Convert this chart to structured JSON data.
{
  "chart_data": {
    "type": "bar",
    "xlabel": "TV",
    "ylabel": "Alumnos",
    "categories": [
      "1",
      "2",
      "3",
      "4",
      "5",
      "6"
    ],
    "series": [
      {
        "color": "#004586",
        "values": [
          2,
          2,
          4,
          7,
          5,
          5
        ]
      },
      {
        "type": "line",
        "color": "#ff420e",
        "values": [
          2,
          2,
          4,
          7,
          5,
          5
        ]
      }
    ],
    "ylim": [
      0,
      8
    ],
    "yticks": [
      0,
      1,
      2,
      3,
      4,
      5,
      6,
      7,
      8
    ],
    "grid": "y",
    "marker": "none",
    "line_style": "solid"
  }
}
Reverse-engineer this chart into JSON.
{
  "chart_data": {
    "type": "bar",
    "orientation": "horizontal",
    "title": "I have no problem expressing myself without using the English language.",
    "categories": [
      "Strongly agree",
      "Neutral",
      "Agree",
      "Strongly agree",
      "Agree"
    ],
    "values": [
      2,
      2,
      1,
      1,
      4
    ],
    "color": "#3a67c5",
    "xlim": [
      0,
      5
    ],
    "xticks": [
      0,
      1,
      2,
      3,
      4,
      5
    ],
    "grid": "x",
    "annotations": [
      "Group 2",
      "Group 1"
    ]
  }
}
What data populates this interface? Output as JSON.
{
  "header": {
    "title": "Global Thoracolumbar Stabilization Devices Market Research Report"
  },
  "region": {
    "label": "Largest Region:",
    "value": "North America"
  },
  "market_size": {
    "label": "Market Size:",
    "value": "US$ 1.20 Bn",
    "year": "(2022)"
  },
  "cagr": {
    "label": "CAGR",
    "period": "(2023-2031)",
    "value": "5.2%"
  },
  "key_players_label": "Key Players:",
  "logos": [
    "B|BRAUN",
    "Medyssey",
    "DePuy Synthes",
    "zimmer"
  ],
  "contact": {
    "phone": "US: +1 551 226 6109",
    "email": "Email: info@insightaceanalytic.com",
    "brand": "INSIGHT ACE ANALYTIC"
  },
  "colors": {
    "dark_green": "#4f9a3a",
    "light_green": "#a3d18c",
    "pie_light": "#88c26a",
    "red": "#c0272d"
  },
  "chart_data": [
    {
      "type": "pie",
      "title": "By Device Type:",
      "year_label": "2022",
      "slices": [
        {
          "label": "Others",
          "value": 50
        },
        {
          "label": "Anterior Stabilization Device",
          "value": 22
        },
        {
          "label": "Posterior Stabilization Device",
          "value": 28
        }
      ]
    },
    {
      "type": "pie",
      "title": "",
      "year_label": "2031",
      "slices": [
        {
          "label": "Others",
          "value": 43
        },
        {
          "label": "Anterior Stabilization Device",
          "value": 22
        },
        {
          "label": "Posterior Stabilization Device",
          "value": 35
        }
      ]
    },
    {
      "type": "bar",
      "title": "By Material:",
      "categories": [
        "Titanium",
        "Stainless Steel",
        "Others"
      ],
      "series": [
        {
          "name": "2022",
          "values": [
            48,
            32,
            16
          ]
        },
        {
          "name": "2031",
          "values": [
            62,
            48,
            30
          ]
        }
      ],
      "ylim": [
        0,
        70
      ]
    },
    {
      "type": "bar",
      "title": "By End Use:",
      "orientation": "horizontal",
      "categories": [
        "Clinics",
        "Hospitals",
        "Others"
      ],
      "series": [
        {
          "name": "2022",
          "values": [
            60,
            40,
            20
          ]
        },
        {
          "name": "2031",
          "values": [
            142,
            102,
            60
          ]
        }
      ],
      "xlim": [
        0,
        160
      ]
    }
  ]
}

**What is expected**
Write the data back out verbatim.

**Exercise response**
Convert this chart to structured JSON data.
{
  "chart_data": {
    "type": "bar",
    "xlabel": "TV",
    "ylabel": "Alumnos",
    "categories": [
      "1",
      "2",
      "3",
      "4",
      "5",
      "6"
    ],
    "series": [
      {
        "color": "#004586",
        "values": [
          2,
          2,
          4,
          7,
          5,
          5
        ]
      },
      {
        "type": "line",
        "color": "#ff420e",
        "values": [
          2,
          2,
          4,
          7,
          5,
          5
        ]
      }
    ],
    "ylim": [
      0,
      8
    ],
    "yticks": [
      0,
      1,
      2,
      3,
      4,
      5,
      6,
      7,
      8
    ],
    "grid": "y",
    "marker": "none",
    "line_style": "solid"
  }
}
Reverse-engineer this chart into JSON.
{
  "chart_data": {
    "type": "bar",
    "orientation": "horizontal",
    "title": "I have no problem expressing myself without using the English language.",
    "categories": [
      "Strongly agree",
      "Neutral",
      "Agree",
      "Strongly agree",
      "Agree"
    ],
    "values": [
      2,
      2,
      1,
      1,
      4
    ],
    "color": "#3a67c5",
    "xlim": [
      0,
      5
    ],
    "xticks": [
      0,
      1,
      2,
      3,
      4,
      5
    ],
    "grid": "x",
    "annotations": [
      "Group 2",
      "Group 1"
    ]
  }
}
What data populates this interface? Output as JSON.
{
  "header": {
    "title": "Global Thoracolumbar Stabilization Devices Market Research Report"
  },
  "region": {
    "label": "Largest Region:",
    "value": "North America"
  },
  "market_size": {
    "label": "Market Size:",
    "value": "US$ 1.20 Bn",
    "year": "(2022)"
  },
  "cagr": {
    "label": "CAGR",
    "period": "(2023-2031)",
    "value": "5.2%"
  },
  "key_players_label": "Key Players:",
  "logos": [
    "B|BRAUN",
    "Medyssey",
    "DePuy Synthes",
    "zimmer"
  ],
  "contact": {
    "phone": "US: +1 551 226 6109",
    "email": "Email: info@insightaceanalytic.com",
    "brand": "INSIGHT ACE ANALYTIC"
  },
  "colors": {
    "dark_green": "#4f9a3a",
    "light_green": "#a3d18c",
    "pie_light": "#88c26a",
    "red": "#c0272d"
  },
  "chart_data": [
    {
      "type": "pie",
      "title": "By Device Type:",
      "year_label": "2022",
      "slices": [
        {
          "label": "Others",
          "value": 50
        },
        {
          "label": "Anterior Stabilization Device",
          "value": 22
        },
        {
          "label": "Posterior Stabilization Device",
          "value": 28
        }
      ]
    },
    {
      "type": "pie",
      "title": "",
      "year_label": "2031",
      "slices": [
        {
          "label": "Others",
          "value": 43
        },
        {
          "label": "Anterior Stabilization Device",
          "value": 22
        },
        {
          "label": "Posterior Stabilization Device",
          "value": 35
        }
      ]
    },
    {
      "type": "bar",
      "title": "By Material:",
      "categories": [
        "Titanium",
        "Stainless Steel",
        "Others"
      ],
      "series": [
        {
          "name": "2022",
          "values": [
            48,
            32,
            16
          ]
        },
        {
          "name": "2031",
          "values": [
            62,
            48,
            30
          ]
        }
      ],
      "ylim": [
        0,
        70
      ]
    },
    {
      "type": "bar",
      "title": "By End Use:",
      "orientation": "horizontal",
      "categories": [
        "Clinics",
        "Hospitals",
        "Others"
      ],
      "series": [
        {
          "name": "2022",
          "values": [
            60,
            40,
            20
          ]
        },
        {
          "name": "2031",
          "values": [
            142,
            102,
            60
          ]
        }
      ],
      "xlim": [
        0,
        160
      ]
    }
  ]
}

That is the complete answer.